### TASK OBJECTIVE
Check every line below for the word "JSON" and copy each one that has it.

### INFORMATION SUPPLIED
--- BEGIN ---
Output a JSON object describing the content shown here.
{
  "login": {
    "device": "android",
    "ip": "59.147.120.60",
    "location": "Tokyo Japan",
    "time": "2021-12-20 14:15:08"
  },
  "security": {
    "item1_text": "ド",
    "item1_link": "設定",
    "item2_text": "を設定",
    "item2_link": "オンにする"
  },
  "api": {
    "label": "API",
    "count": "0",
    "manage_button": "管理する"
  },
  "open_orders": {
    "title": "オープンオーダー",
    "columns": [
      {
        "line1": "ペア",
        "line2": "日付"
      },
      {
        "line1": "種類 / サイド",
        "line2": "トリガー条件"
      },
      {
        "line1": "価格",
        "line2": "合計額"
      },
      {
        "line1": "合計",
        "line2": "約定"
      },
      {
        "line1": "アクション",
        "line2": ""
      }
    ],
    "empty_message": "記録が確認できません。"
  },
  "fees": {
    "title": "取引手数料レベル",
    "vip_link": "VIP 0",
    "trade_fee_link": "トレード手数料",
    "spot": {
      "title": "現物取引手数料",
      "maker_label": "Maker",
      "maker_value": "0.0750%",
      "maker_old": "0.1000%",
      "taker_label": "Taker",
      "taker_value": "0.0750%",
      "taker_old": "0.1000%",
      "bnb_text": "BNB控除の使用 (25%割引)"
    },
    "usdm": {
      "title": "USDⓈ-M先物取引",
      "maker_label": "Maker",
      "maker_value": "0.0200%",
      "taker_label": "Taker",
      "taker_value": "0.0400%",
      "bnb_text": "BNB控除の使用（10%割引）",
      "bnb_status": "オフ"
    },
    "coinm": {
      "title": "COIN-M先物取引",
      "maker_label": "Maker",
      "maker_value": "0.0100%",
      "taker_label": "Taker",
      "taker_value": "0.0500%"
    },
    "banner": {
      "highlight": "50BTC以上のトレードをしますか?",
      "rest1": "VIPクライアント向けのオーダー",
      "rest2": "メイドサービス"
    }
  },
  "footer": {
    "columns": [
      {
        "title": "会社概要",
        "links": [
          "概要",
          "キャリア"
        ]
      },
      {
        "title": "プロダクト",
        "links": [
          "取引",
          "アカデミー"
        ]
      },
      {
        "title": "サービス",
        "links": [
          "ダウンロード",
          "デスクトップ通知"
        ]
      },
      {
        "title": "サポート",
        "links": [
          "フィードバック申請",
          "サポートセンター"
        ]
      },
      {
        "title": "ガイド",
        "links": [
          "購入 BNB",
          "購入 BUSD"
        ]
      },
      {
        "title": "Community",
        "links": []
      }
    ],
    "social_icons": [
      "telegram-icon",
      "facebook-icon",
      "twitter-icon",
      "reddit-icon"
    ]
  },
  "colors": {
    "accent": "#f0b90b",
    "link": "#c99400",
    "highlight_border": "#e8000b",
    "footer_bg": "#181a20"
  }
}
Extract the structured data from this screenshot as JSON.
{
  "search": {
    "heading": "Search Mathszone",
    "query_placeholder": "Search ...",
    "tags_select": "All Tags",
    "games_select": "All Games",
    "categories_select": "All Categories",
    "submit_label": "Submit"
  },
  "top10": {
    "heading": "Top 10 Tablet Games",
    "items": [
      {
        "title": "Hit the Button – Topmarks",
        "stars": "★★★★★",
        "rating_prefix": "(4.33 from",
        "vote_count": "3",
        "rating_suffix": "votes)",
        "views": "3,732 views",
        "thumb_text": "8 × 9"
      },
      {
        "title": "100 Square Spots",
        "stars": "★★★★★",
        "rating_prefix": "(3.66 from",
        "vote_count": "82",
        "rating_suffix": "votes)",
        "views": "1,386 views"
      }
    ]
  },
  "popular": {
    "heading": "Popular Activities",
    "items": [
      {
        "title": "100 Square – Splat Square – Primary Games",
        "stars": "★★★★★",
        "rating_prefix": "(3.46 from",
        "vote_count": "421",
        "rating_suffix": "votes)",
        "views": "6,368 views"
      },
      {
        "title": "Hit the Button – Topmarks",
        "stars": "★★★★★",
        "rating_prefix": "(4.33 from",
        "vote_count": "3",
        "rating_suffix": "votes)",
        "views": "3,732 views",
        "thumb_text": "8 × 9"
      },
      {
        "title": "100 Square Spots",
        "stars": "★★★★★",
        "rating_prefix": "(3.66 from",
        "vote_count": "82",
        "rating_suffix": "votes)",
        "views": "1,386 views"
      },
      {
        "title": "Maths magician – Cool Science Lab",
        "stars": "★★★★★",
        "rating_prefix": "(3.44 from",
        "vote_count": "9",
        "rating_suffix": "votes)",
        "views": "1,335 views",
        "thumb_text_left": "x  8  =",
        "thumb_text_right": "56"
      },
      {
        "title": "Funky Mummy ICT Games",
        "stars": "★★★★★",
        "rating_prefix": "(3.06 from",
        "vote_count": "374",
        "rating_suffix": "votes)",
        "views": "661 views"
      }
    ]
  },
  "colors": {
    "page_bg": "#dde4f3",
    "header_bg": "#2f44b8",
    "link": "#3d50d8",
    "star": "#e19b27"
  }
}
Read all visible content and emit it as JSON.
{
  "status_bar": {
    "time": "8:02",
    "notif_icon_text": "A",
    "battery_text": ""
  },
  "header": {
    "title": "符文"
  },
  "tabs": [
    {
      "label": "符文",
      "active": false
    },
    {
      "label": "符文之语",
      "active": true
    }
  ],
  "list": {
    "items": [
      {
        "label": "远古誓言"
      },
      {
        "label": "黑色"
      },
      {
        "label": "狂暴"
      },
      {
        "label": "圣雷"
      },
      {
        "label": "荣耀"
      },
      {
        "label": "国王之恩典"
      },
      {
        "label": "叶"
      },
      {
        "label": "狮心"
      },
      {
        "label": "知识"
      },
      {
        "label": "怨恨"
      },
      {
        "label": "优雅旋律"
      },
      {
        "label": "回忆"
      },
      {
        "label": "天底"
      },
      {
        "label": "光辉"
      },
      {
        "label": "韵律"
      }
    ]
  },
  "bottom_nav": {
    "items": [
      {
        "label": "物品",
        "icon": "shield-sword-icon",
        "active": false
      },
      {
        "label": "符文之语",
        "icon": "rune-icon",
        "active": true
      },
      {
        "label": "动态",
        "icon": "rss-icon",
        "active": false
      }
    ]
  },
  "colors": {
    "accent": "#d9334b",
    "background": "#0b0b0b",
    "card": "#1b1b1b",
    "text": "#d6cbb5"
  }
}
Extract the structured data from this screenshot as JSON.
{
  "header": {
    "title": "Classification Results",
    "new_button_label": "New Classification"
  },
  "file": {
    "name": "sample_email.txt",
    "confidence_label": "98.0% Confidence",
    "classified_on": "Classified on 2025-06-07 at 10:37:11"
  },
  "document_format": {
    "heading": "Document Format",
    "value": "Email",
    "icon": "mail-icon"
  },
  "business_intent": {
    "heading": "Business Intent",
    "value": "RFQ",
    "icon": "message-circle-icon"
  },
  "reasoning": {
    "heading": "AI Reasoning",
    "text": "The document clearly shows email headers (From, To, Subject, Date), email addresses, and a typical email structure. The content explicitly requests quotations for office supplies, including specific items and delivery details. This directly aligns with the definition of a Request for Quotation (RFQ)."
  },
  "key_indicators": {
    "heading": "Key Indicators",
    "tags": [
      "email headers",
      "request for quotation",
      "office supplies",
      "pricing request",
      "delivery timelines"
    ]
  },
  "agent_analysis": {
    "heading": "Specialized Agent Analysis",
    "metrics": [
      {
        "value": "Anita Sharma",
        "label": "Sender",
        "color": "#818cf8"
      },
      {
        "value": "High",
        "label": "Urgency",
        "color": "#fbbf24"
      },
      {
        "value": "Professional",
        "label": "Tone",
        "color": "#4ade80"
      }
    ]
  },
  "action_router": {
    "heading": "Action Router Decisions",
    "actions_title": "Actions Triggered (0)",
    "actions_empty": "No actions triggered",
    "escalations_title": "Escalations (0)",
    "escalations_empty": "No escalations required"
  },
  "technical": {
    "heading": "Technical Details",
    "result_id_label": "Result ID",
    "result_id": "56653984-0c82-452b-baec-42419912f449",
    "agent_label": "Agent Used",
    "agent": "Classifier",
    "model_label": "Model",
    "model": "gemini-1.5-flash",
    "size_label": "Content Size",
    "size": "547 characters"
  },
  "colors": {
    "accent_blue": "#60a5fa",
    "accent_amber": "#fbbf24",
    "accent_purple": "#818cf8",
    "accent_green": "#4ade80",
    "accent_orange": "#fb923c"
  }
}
--- END ---
### RESULT OF THE TASK
Output a JSON object describing the content shown here.
Extract the structured data from this screenshot as JSON.
Read all visible content and emit it as JSON.
Extract the structured data from this screenshot as JSON.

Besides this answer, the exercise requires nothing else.